Figure record listings:
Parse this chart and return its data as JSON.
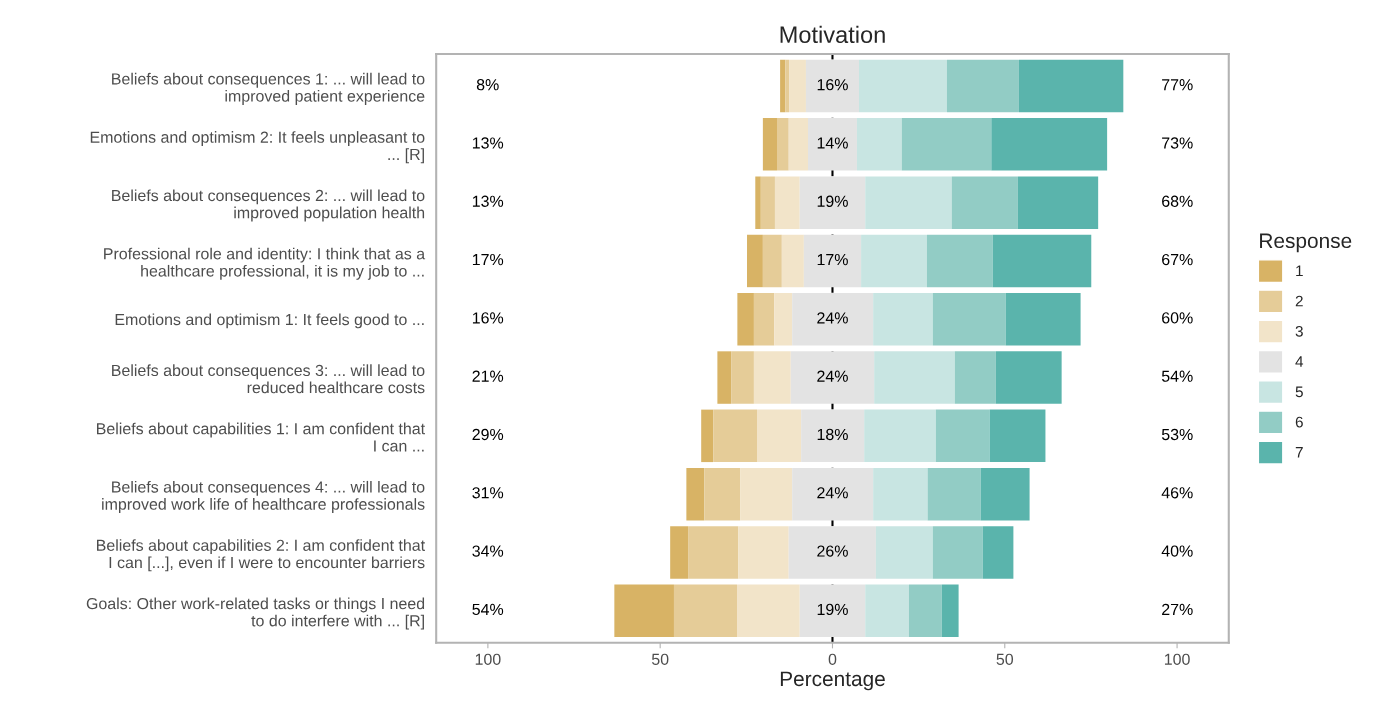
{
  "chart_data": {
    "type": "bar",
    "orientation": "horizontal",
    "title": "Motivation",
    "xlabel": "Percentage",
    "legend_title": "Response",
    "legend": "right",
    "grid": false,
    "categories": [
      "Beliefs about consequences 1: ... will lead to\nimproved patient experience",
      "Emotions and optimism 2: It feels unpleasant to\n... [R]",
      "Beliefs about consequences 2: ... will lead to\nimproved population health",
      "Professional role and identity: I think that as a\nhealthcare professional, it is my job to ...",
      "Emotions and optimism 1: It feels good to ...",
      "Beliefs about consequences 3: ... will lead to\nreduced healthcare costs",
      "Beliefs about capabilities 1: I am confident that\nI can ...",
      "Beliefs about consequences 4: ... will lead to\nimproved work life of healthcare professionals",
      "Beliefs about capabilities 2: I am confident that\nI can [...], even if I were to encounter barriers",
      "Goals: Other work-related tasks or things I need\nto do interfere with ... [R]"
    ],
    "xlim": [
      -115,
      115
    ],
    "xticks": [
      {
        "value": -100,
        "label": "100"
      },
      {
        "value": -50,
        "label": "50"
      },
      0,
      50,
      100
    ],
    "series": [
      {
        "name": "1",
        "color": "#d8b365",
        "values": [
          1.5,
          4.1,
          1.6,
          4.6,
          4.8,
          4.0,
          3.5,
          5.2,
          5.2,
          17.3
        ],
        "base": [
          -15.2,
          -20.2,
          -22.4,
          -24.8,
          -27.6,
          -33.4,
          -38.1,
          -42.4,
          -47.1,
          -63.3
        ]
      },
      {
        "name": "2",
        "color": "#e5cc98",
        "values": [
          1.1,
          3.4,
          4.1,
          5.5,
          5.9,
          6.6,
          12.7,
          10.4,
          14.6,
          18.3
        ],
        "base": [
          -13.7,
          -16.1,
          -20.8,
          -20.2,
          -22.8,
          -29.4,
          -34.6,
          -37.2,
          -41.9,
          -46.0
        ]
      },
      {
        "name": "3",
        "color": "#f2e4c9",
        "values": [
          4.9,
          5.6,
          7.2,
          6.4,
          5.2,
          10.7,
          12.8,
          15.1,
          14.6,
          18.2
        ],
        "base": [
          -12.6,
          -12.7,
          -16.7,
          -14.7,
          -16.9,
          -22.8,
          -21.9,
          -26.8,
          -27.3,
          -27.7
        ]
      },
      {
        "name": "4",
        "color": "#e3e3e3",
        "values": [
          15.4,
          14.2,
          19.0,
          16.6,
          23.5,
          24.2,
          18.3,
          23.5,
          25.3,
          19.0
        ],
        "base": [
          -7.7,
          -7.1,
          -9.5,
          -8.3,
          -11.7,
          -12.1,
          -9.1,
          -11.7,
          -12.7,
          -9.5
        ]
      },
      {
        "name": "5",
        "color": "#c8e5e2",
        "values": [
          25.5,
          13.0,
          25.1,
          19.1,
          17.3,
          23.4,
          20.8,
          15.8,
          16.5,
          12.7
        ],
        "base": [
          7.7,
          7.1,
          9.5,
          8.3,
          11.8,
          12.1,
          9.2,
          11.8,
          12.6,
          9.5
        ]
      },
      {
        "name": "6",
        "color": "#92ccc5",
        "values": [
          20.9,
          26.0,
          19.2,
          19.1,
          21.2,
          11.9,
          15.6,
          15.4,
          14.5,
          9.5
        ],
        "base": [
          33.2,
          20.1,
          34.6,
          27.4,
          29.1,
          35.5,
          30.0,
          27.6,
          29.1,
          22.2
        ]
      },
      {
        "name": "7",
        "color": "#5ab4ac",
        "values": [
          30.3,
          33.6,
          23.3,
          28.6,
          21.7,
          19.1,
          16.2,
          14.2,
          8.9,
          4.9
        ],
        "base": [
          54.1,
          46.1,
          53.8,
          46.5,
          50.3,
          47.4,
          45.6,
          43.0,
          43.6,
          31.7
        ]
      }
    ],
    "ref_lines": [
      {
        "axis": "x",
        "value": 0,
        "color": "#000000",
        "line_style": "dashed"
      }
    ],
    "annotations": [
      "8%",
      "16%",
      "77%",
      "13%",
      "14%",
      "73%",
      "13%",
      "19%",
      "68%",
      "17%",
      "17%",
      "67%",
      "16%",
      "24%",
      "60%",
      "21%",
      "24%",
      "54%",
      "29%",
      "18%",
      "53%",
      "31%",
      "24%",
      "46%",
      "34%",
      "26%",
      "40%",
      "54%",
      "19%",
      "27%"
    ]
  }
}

## Written request
Give every line above again exactly, with no pictures.

## Finished exercise
Parse this chart and return its data as JSON.
{
  "chart_data": {
    "type": "bar",
    "orientation": "horizontal",
    "title": "Motivation",
    "xlabel": "Percentage",
    "legend_title": "Response",
    "legend": "right",
    "grid": false,
    "categories": [
      "Beliefs about consequences 1: ... will lead to\nimproved patient experience",
      "Emotions and optimism 2: It feels unpleasant to\n... [R]",
      "Beliefs about consequences 2: ... will lead to\nimproved population health",
      "Professional role and identity: I think that as a\nhealthcare professional, it is my job to ...",
      "Emotions and optimism 1: It feels good to ...",
      "Beliefs about consequences 3: ... will lead to\nreduced healthcare costs",
      "Beliefs about capabilities 1: I am confident that\nI can ...",
      "Beliefs about consequences 4: ... will lead to\nimproved work life of healthcare professionals",
      "Beliefs about capabilities 2: I am confident that\nI can [...], even if I were to encounter barriers",
      "Goals: Other work-related tasks or things I need\nto do interfere with ... [R]"
    ],
    "xlim": [
      -115,
      115
    ],
    "xticks": [
      {
        "value": -100,
        "label": "100"
      },
      {
        "value": -50,
        "label": "50"
      },
      0,
      50,
      100
    ],
    "series": [
      {
        "name": "1",
        "color": "#d8b365",
        "values": [
          1.5,
          4.1,
          1.6,
          4.6,
          4.8,
          4.0,
          3.5,
          5.2,
          5.2,
          17.3
        ],
        "base": [
          -15.2,
          -20.2,
          -22.4,
          -24.8,
          -27.6,
          -33.4,
          -38.1,
          -42.4,
          -47.1,
          -63.3
        ]
      },
      {
        "name": "2",
        "color": "#e5cc98",
        "values": [
          1.1,
          3.4,
          4.1,
          5.5,
          5.9,
          6.6,
          12.7,
          10.4,
          14.6,
          18.3
        ],
        "base": [
          -13.7,
          -16.1,
          -20.8,
          -20.2,
          -22.8,
          -29.4,
          -34.6,
          -37.2,
          -41.9,
          -46.0
        ]
      },
      {
        "name": "3",
        "color": "#f2e4c9",
        "values": [
          4.9,
          5.6,
          7.2,
          6.4,
          5.2,
          10.7,
          12.8,
          15.1,
          14.6,
          18.2
        ],
        "base": [
          -12.6,
          -12.7,
          -16.7,
          -14.7,
          -16.9,
          -22.8,
          -21.9,
          -26.8,
          -27.3,
          -27.7
        ]
      },
      {
        "name": "4",
        "color": "#e3e3e3",
        "values": [
          15.4,
          14.2,
          19.0,
          16.6,
          23.5,
          24.2,
          18.3,
          23.5,
          25.3,
          19.0
        ],
        "base": [
          -7.7,
          -7.1,
          -9.5,
          -8.3,
          -11.7,
          -12.1,
          -9.1,
          -11.7,
          -12.7,
          -9.5
        ]
      },
      {
        "name": "5",
        "color": "#c8e5e2",
        "values": [
          25.5,
          13.0,
          25.1,
          19.1,
          17.3,
          23.4,
          20.8,
          15.8,
          16.5,
          12.7
        ],
        "base": [
          7.7,
          7.1,
          9.5,
          8.3,
          11.8,
          12.1,
          9.2,
          11.8,
          12.6,
          9.5
        ]
      },
      {
        "name": "6",
        "color": "#92ccc5",
        "values": [
          20.9,
          26.0,
          19.2,
          19.1,
          21.2,
          11.9,
          15.6,
          15.4,
          14.5,
          9.5
        ],
        "base": [
          33.2,
          20.1,
          34.6,
          27.4,
          29.1,
          35.5,
          30.0,
          27.6,
          29.1,
          22.2
        ]
      },
      {
        "name": "7",
        "color": "#5ab4ac",
        "values": [
          30.3,
          33.6,
          23.3,
          28.6,
          21.7,
          19.1,
          16.2,
          14.2,
          8.9,
          4.9
        ],
        "base": [
          54.1,
          46.1,
          53.8,
          46.5,
          50.3,
          47.4,
          45.6,
          43.0,
          43.6,
          31.7
        ]
      }
    ],
    "ref_lines": [
      {
        "axis": "x",
        "value": 0,
        "color": "#000000",
        "line_style": "dashed"
      }
    ],
    "annotations": [
      "8%",
      "16%",
      "77%",
      "13%",
      "14%",
      "73%",
      "13%",
      "19%",
      "68%",
      "17%",
      "17%",
      "67%",
      "16%",
      "24%",
      "60%",
      "21%",
      "24%",
      "54%",
      "29%",
      "18%",
      "53%",
      "31%",
      "24%",
      "46%",
      "34%",
      "26%",
      "40%",
      "54%",
      "19%",
      "27%"
    ]
  }
}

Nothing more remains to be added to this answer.